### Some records
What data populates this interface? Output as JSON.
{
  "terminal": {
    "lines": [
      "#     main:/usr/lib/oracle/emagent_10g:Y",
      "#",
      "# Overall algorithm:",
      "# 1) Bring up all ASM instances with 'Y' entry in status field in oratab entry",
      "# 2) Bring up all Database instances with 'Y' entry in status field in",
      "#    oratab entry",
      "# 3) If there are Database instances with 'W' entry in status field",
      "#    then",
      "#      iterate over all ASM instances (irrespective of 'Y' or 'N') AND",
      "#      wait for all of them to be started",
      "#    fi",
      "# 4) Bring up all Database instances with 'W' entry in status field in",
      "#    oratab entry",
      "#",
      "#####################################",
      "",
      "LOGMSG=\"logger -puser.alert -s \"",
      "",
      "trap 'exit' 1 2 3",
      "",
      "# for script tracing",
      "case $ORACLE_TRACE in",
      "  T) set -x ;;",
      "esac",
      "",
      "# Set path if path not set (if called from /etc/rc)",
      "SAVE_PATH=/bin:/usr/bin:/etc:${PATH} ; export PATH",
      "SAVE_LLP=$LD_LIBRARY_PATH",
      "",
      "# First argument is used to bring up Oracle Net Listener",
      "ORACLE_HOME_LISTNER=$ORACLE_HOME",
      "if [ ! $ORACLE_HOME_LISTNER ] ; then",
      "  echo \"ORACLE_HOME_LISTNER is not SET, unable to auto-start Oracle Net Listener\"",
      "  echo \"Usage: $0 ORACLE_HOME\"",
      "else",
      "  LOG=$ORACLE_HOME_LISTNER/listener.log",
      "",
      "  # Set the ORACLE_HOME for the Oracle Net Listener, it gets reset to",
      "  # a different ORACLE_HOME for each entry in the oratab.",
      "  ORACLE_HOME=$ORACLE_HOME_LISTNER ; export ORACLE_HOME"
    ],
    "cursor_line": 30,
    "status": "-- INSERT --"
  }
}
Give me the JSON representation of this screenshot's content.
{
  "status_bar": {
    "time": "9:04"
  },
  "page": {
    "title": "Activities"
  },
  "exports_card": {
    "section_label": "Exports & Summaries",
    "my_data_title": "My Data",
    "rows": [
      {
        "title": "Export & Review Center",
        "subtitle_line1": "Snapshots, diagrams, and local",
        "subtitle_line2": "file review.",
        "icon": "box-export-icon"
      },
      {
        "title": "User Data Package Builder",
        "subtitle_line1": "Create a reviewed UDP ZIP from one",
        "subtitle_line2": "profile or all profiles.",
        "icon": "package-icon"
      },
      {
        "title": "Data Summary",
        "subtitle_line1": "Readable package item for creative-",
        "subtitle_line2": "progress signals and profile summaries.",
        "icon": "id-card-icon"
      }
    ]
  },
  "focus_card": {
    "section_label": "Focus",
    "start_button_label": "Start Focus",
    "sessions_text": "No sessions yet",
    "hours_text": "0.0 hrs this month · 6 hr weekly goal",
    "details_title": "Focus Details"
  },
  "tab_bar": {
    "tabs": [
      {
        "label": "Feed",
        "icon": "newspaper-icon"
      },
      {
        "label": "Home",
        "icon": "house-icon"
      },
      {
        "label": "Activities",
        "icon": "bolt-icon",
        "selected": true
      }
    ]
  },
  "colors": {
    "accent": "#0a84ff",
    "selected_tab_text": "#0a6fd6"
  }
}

### Problem statement
Exactly as written, please output every entry.

### The result
What data populates this interface? Output as JSON.
{
  "terminal": {
    "lines": [
      "#     main:/usr/lib/oracle/emagent_10g:Y",
      "#",
      "# Overall algorithm:",
      "# 1) Bring up all ASM instances with 'Y' entry in status field in oratab entry",
      "# 2) Bring up all Database instances with 'Y' entry in status field in",
      "#    oratab entry",
      "# 3) If there are Database instances with 'W' entry in status field",
      "#    then",
      "#      iterate over all ASM instances (irrespective of 'Y' or 'N') AND",
      "#      wait for all of them to be started",
      "#    fi",
      "# 4) Bring up all Database instances with 'W' entry in status field in",
      "#    oratab entry",
      "#",
      "#####################################",
      "",
      "LOGMSG=\"logger -puser.alert -s \"",
      "",
      "trap 'exit' 1 2 3",
      "",
      "# for script tracing",
      "case $ORACLE_TRACE in",
      "  T) set -x ;;",
      "esac",
      "",
      "# Set path if path not set (if called from /etc/rc)",
      "SAVE_PATH=/bin:/usr/bin:/etc:${PATH} ; export PATH",
      "SAVE_LLP=$LD_LIBRARY_PATH",
      "",
      "# First argument is used to bring up Oracle Net Listener",
      "ORACLE_HOME_LISTNER=$ORACLE_HOME",
      "if [ ! $ORACLE_HOME_LISTNER ] ; then",
      "  echo \"ORACLE_HOME_LISTNER is not SET, unable to auto-start Oracle Net Listener\"",
      "  echo \"Usage: $0 ORACLE_HOME\"",
      "else",
      "  LOG=$ORACLE_HOME_LISTNER/listener.log",
      "",
      "  # Set the ORACLE_HOME for the Oracle Net Listener, it gets reset to",
      "  # a different ORACLE_HOME for each entry in the oratab.",
      "  ORACLE_HOME=$ORACLE_HOME_LISTNER ; export ORACLE_HOME"
    ],
    "cursor_line": 30,
    "status": "-- INSERT --"
  }
}
Give me the JSON representation of this screenshot's content.
{
  "status_bar": {
    "time": "9:04"
  },
  "page": {
    "title": "Activities"
  },
  "exports_card": {
    "section_label": "Exports & Summaries",
    "my_data_title": "My Data",
    "rows": [
      {
        "title": "Export & Review Center",
        "subtitle_line1": "Snapshots, diagrams, and local",
        "subtitle_line2": "file review.",
        "icon": "box-export-icon"
      },
      {
        "title": "User Data Package Builder",
        "subtitle_line1": "Create a reviewed UDP ZIP from one",
        "subtitle_line2": "profile or all profiles.",
        "icon": "package-icon"
      },
      {
        "title": "Data Summary",
        "subtitle_line1": "Readable package item for creative-",
        "subtitle_line2": "progress signals and profile summaries.",
        "icon": "id-card-icon"
      }
    ]
  },
  "focus_card": {
    "section_label": "Focus",
    "start_button_label": "Start Focus",
    "sessions_text": "No sessions yet",
    "hours_text": "0.0 hrs this month · 6 hr weekly goal",
    "details_title": "Focus Details"
  },
  "tab_bar": {
    "tabs": [
      {
        "label": "Feed",
        "icon": "newspaper-icon"
      },
      {
        "label": "Home",
        "icon": "house-icon"
      },
      {
        "label": "Activities",
        "icon": "bolt-icon",
        "selected": true
      }
    ]
  },
  "colors": {
    "accent": "#0a84ff",
    "selected_tab_text": "#0a6fd6"
  }
}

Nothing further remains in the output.